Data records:
════════════════
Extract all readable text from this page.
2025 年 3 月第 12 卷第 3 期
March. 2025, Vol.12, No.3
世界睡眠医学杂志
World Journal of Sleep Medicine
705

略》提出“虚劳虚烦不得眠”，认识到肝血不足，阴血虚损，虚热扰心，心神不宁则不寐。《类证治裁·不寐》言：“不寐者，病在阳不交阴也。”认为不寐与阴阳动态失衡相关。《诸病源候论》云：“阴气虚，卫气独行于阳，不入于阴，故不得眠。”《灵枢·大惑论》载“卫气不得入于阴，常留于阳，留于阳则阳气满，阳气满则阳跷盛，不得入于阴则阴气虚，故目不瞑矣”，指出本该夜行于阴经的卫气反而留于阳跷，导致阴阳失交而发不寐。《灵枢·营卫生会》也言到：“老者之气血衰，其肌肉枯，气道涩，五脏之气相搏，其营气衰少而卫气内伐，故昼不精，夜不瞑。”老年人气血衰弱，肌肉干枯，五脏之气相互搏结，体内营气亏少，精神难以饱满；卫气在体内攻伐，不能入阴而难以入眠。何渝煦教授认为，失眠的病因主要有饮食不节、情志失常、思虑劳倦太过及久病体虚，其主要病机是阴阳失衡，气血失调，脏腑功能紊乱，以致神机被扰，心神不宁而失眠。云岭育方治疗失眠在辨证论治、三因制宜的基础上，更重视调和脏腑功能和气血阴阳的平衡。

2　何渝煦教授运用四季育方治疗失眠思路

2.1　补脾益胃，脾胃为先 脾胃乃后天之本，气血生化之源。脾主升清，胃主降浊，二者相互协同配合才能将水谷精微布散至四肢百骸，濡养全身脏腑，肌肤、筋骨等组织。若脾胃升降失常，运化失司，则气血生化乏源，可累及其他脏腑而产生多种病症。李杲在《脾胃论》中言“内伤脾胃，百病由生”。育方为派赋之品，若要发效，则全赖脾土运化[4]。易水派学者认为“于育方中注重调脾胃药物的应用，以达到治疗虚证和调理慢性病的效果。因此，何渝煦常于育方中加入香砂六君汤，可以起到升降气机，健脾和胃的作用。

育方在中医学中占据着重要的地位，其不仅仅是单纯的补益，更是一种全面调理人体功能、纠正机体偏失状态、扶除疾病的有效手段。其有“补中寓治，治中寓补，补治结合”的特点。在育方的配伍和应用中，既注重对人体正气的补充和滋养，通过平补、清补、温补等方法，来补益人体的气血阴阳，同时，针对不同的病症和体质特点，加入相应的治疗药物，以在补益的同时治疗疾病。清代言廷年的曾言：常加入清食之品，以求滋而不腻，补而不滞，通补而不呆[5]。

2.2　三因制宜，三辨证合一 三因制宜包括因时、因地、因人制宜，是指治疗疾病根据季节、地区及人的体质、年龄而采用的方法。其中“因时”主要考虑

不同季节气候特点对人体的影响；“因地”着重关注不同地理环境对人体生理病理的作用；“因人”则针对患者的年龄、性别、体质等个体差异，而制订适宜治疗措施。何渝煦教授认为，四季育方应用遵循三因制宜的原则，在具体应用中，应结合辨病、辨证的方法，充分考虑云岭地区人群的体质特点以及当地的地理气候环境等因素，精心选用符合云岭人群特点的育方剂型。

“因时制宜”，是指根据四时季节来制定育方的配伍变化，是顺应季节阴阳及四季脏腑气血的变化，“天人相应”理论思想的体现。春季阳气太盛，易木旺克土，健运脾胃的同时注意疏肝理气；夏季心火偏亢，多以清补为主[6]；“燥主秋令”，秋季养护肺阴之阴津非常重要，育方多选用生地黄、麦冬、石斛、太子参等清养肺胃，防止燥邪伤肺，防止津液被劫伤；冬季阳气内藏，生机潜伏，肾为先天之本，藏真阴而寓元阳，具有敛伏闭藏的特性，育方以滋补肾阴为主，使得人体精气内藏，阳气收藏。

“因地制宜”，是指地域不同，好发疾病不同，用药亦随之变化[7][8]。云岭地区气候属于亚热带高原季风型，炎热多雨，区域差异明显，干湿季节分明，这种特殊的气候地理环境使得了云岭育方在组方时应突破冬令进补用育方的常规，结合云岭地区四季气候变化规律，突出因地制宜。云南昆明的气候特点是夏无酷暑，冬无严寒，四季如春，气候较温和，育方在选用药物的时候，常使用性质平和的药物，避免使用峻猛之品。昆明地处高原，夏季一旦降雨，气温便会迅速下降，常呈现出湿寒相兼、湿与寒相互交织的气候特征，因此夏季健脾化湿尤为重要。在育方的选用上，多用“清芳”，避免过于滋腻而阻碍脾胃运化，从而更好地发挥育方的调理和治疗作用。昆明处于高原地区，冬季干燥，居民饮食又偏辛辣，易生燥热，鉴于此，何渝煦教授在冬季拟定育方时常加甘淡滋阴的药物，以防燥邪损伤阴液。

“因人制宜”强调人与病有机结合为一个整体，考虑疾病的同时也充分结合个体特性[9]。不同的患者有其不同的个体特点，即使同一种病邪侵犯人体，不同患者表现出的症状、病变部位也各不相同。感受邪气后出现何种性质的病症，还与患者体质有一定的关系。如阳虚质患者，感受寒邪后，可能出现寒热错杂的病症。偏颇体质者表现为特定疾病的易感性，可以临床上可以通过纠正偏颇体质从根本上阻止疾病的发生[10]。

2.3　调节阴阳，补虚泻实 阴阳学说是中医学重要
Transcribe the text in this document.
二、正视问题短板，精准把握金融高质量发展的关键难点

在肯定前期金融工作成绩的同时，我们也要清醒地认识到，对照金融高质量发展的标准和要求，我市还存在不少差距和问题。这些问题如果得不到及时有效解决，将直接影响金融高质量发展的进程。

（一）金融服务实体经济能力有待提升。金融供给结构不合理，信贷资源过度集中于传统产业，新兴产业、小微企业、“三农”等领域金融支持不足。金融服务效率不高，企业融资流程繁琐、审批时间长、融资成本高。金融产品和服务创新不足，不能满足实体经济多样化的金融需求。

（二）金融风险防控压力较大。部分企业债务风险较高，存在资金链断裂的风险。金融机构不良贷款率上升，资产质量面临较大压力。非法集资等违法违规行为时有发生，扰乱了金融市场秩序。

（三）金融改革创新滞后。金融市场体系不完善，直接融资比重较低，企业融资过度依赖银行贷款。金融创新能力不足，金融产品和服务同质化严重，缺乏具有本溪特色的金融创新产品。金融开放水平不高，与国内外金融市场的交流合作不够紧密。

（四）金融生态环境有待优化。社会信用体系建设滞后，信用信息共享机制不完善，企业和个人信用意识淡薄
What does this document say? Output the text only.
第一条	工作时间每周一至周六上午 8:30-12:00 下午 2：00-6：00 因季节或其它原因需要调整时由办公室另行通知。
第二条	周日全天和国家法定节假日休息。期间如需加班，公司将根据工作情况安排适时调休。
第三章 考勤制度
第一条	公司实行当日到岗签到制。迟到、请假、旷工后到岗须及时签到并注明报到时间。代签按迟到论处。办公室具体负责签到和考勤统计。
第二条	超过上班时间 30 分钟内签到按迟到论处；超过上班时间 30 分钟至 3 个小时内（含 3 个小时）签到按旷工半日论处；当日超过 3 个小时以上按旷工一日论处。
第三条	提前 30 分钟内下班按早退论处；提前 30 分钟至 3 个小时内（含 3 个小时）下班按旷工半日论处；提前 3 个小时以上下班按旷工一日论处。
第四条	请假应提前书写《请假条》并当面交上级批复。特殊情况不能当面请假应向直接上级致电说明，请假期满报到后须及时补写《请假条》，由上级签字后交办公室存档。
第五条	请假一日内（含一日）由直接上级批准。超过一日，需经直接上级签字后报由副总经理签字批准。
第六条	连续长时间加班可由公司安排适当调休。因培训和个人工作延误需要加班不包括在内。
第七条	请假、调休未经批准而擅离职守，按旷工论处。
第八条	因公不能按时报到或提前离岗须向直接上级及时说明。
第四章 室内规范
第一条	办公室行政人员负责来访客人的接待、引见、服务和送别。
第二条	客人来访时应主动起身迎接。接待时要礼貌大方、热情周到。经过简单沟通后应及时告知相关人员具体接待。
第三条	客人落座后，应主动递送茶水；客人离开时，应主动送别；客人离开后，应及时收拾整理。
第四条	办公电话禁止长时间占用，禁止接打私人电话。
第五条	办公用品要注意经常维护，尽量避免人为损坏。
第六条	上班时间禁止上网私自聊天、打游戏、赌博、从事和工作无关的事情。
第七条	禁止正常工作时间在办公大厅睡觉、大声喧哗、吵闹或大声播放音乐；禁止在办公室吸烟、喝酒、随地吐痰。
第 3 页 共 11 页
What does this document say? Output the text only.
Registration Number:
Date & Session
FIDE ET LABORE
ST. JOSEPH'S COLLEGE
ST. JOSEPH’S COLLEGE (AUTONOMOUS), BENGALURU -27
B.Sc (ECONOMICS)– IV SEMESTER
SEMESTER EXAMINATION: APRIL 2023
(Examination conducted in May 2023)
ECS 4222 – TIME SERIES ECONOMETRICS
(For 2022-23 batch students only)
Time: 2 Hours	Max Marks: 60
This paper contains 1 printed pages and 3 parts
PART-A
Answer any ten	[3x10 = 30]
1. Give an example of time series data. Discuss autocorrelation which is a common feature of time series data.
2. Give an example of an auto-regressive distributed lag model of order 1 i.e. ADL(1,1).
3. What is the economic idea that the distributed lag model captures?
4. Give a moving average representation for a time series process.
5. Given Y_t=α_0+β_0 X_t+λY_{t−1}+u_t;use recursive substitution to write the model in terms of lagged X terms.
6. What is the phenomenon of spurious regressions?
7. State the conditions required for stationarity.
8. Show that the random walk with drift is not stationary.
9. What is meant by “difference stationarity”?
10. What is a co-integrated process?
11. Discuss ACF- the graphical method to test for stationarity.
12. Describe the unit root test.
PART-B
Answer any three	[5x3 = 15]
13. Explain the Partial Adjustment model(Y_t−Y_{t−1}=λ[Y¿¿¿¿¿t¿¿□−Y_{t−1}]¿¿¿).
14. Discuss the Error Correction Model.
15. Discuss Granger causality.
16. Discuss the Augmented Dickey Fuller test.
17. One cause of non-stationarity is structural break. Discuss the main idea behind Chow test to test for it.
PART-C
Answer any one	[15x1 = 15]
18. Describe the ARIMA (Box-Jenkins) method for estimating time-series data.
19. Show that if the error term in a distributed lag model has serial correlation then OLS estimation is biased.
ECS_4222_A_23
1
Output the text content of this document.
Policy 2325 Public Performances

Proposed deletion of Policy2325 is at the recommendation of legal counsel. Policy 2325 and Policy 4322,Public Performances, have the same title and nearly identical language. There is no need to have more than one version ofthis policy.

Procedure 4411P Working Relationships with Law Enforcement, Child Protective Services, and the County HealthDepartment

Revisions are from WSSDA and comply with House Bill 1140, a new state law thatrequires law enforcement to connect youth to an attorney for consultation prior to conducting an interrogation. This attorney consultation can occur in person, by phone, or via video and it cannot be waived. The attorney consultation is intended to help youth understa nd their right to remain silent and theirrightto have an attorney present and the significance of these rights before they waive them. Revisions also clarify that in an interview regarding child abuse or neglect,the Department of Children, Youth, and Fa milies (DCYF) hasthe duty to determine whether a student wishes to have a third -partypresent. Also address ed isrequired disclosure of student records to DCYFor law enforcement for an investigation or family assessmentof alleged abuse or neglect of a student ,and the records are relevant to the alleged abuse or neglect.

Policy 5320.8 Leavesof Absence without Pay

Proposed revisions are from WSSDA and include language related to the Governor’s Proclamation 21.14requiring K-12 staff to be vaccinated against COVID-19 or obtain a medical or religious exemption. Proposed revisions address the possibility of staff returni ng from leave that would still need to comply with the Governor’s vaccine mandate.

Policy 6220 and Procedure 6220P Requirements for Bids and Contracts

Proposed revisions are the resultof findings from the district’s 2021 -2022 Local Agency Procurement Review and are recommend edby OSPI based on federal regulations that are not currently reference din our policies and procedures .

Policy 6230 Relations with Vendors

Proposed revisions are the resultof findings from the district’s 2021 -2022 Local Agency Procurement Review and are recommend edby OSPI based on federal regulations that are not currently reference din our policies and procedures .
════════════════
Set problem: Find every line in the records above that holds the word "idea", and copy each one.

Full response:
3. What is the economic idea that the distributed lag model captures?
17. One cause of non-stationarity is structural break. Discuss the main idea behind Chow test to test for it.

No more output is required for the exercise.